§ **INFORMATION GIVEN**
+ + + + + + +
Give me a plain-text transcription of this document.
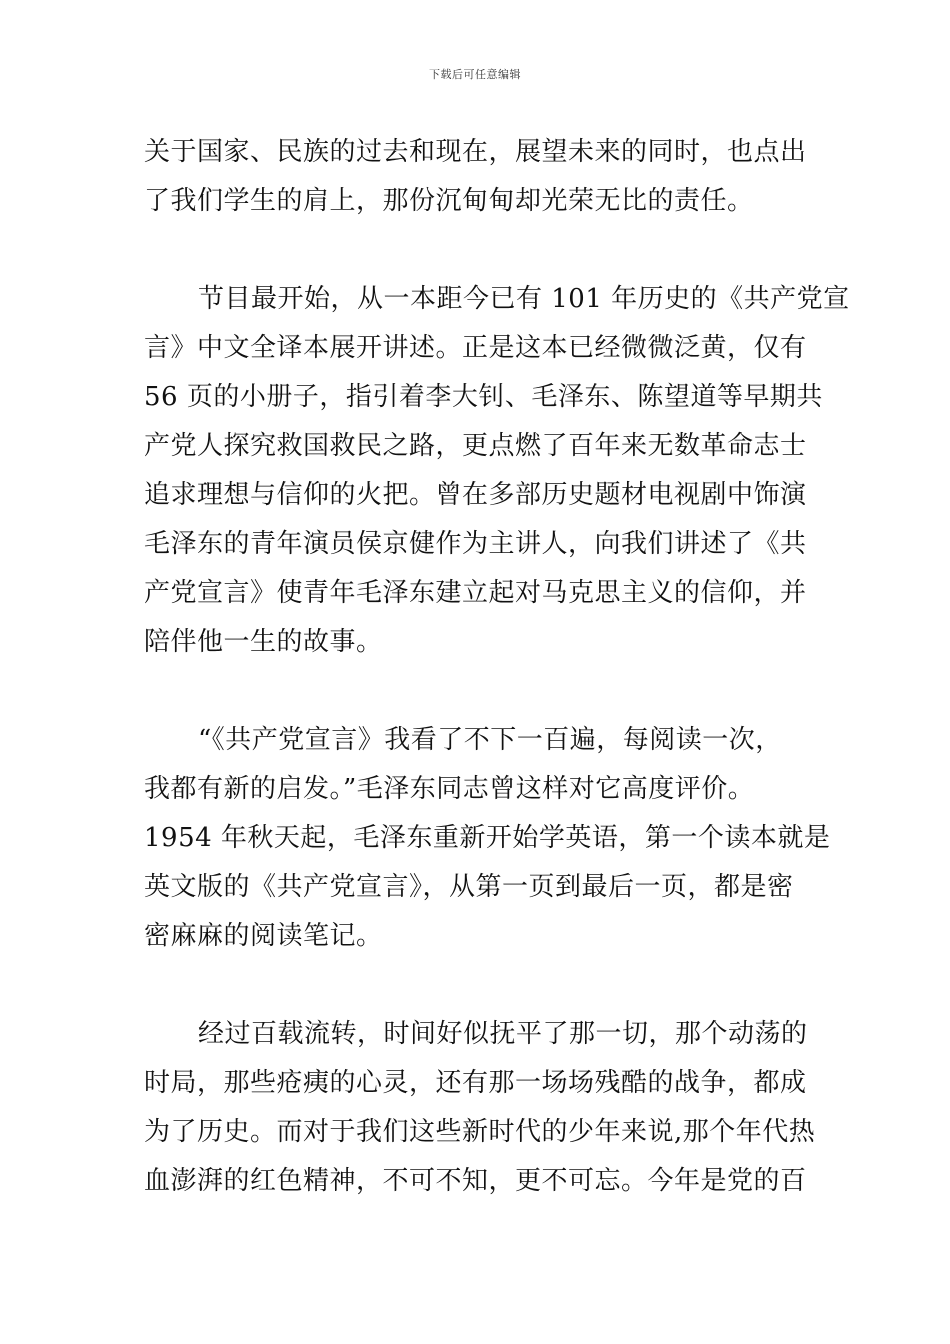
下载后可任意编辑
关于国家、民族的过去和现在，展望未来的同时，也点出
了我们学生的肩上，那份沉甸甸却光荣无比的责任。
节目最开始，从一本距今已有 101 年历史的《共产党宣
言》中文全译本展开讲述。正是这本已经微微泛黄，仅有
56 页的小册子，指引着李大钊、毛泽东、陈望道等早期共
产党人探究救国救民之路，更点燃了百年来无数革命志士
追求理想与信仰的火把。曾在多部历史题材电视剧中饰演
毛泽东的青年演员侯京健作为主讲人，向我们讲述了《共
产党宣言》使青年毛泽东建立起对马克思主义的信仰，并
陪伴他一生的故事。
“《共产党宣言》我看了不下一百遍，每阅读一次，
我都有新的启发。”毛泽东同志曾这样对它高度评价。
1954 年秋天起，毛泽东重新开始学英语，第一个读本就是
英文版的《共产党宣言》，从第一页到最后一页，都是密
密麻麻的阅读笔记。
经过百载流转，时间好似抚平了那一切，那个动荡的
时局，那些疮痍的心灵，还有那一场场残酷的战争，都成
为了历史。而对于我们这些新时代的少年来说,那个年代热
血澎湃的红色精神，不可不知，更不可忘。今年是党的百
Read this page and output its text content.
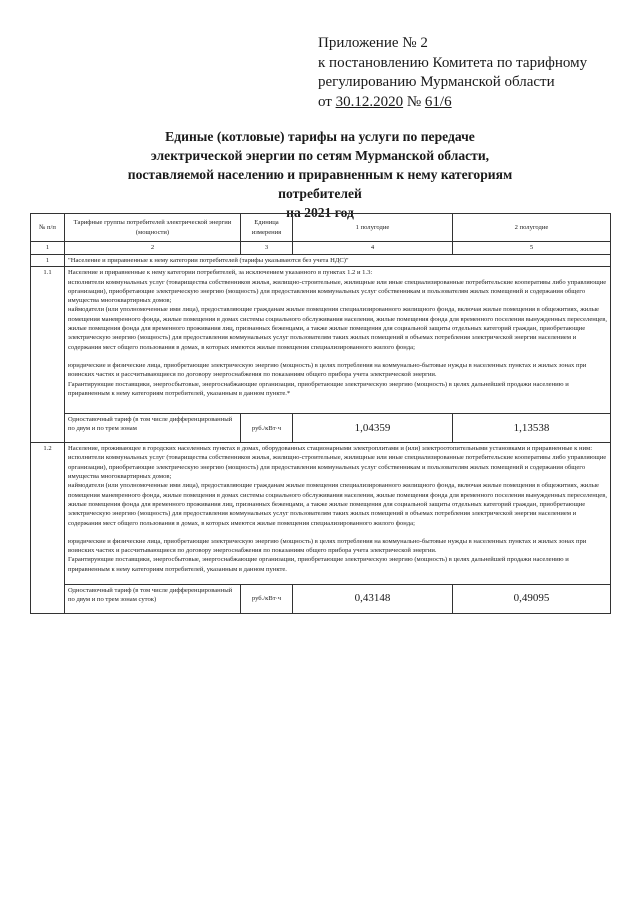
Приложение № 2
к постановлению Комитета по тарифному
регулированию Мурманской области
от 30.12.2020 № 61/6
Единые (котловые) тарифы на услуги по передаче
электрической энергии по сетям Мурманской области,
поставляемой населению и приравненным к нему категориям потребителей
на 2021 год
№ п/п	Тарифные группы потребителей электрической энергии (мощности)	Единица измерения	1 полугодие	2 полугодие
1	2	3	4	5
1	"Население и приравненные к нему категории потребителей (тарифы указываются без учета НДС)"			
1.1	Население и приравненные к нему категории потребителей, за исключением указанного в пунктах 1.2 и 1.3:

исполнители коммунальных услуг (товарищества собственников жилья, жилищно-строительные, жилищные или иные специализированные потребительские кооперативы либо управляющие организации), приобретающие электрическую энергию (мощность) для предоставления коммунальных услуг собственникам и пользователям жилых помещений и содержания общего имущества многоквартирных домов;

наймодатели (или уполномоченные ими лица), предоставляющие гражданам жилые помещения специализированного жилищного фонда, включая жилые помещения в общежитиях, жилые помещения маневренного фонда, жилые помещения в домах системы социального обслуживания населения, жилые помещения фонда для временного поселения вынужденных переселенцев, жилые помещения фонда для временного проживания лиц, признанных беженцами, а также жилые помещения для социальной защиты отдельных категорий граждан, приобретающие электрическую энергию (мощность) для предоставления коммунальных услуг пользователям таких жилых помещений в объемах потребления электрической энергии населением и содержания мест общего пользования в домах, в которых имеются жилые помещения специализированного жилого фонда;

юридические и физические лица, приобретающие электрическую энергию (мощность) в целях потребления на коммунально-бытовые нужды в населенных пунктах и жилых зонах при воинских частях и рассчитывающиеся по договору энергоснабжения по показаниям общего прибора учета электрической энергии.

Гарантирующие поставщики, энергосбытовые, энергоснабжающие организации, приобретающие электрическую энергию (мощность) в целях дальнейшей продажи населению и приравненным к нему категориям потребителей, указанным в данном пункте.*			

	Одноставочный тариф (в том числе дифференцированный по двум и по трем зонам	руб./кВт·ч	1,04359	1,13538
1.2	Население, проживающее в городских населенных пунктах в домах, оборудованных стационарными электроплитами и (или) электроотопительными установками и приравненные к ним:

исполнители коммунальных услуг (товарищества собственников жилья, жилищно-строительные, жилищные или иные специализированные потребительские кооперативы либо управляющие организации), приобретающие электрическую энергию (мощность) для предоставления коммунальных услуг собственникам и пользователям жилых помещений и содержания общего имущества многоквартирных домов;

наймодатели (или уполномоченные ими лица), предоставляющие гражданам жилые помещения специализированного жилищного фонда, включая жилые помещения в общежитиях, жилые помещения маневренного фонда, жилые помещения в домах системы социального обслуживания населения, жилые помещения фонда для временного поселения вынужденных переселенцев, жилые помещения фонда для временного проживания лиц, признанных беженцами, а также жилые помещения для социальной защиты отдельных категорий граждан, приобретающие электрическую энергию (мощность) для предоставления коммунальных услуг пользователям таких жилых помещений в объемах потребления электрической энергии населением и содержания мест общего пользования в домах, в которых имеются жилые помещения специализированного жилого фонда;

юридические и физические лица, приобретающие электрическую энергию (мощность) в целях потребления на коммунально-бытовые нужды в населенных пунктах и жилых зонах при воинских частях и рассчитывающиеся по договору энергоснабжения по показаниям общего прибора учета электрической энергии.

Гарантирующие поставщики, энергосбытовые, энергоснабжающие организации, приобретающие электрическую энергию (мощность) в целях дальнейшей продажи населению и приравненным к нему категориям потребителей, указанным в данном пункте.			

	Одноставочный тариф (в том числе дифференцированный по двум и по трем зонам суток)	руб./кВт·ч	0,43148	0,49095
+ + + + + + +
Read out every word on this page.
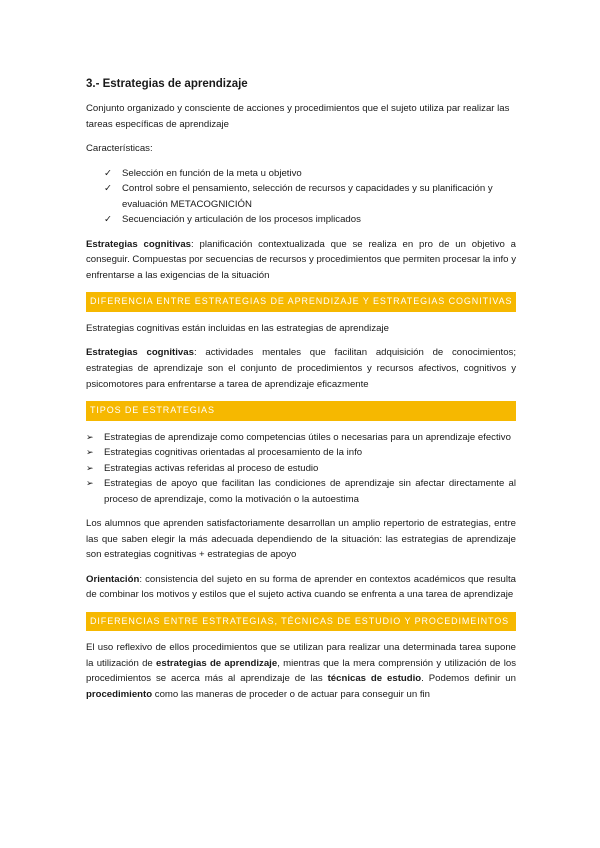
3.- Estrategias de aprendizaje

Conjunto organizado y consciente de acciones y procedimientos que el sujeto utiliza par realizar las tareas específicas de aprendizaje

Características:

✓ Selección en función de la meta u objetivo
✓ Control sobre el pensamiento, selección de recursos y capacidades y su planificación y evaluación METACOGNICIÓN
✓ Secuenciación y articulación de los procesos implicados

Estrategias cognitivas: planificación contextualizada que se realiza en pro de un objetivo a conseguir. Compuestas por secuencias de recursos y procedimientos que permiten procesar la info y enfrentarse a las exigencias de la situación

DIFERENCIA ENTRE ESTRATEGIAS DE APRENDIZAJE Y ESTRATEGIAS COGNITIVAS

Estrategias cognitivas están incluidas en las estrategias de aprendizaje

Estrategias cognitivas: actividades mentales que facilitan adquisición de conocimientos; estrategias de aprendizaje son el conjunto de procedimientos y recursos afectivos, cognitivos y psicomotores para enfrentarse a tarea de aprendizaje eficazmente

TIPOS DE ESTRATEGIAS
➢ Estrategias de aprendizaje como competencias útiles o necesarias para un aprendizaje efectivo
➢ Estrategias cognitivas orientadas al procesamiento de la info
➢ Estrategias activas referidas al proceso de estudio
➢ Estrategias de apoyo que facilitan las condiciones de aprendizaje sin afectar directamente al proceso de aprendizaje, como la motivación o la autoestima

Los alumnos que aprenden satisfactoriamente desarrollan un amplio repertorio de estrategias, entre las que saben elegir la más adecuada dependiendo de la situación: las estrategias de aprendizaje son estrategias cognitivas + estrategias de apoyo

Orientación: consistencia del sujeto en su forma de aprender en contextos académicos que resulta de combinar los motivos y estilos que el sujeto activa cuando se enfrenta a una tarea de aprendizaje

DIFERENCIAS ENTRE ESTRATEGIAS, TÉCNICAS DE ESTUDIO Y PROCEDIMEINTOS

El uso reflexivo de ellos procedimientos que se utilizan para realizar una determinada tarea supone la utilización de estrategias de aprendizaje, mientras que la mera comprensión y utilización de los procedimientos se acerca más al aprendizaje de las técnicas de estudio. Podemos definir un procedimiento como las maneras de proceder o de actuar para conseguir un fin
+ + + + + + +
§ **EXERCISE DETAILS**
Give nothing but the count of lines in the listing above that hold the string "зонам".

§ **COMPLETE RESPONSE**
2